◆ WHAT THE TASK ASKS
Quote the entries that follow exactly, leaving none out.

##### ENTRIES

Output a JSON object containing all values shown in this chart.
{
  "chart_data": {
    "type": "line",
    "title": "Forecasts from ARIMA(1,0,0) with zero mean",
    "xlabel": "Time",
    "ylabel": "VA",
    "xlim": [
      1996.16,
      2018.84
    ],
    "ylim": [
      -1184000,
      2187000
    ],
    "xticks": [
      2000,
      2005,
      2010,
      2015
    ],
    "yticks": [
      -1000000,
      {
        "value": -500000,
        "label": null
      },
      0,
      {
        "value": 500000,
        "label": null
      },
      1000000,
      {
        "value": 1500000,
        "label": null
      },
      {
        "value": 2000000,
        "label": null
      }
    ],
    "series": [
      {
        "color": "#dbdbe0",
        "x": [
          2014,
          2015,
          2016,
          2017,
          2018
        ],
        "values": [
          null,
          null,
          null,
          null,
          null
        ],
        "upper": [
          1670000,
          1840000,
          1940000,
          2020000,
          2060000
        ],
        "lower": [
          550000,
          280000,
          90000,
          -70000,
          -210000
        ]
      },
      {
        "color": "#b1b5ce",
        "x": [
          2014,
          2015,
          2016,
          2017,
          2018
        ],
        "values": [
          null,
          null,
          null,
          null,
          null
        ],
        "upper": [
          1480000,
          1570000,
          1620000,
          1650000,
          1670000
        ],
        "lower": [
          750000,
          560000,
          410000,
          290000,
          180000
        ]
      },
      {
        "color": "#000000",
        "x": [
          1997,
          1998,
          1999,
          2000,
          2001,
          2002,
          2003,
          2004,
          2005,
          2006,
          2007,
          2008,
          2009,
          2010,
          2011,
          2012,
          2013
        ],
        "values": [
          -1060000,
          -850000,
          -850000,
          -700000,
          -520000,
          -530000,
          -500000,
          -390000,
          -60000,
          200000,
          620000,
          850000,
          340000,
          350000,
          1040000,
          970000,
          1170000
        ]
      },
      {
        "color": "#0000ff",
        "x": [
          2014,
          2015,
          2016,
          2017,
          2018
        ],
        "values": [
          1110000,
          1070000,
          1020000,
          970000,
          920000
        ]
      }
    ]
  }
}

##########

◆ OUTPUT FOR THIS EXERCISE
Output a JSON object containing all values shown in this chart.
{
  "chart_data": {
    "type": "line",
    "title": "Forecasts from ARIMA(1,0,0) with zero mean",
    "xlabel": "Time",
    "ylabel": "VA",
    "xlim": [
      1996.16,
      2018.84
    ],
    "ylim": [
      -1184000,
      2187000
    ],
    "xticks": [
      2000,
      2005,
      2010,
      2015
    ],
    "yticks": [
      -1000000,
      {
        "value": -500000,
        "label": null
      },
      0,
      {
        "value": 500000,
        "label": null
      },
      1000000,
      {
        "value": 1500000,
        "label": null
      },
      {
        "value": 2000000,
        "label": null
      }
    ],
    "series": [
      {
        "color": "#dbdbe0",
        "x": [
          2014,
          2015,
          2016,
          2017,
          2018
        ],
        "values": [
          null,
          null,
          null,
          null,
          null
        ],
        "upper": [
          1670000,
          1840000,
          1940000,
          2020000,
          2060000
        ],
        "lower": [
          550000,
          280000,
          90000,
          -70000,
          -210000
        ]
      },
      {
        "color": "#b1b5ce",
        "x": [
          2014,
          2015,
          2016,
          2017,
          2018
        ],
        "values": [
          null,
          null,
          null,
          null,
          null
        ],
        "upper": [
          1480000,
          1570000,
          1620000,
          1650000,
          1670000
        ],
        "lower": [
          750000,
          560000,
          410000,
          290000,
          180000
        ]
      },
      {
        "color": "#000000",
        "x": [
          1997,
          1998,
          1999,
          2000,
          2001,
          2002,
          2003,
          2004,
          2005,
          2006,
          2007,
          2008,
          2009,
          2010,
          2011,
          2012,
          2013
        ],
        "values": [
          -1060000,
          -850000,
          -850000,
          -700000,
          -520000,
          -530000,
          -500000,
          -390000,
          -60000,
          200000,
          620000,
          850000,
          340000,
          350000,
          1040000,
          970000,
          1170000
        ]
      },
      {
        "color": "#0000ff",
        "x": [
          2014,
          2015,
          2016,
          2017,
          2018
        ],
        "values": [
          1110000,
          1070000,
          1020000,
          970000,
          920000
        ]
      }
    ]
  }
}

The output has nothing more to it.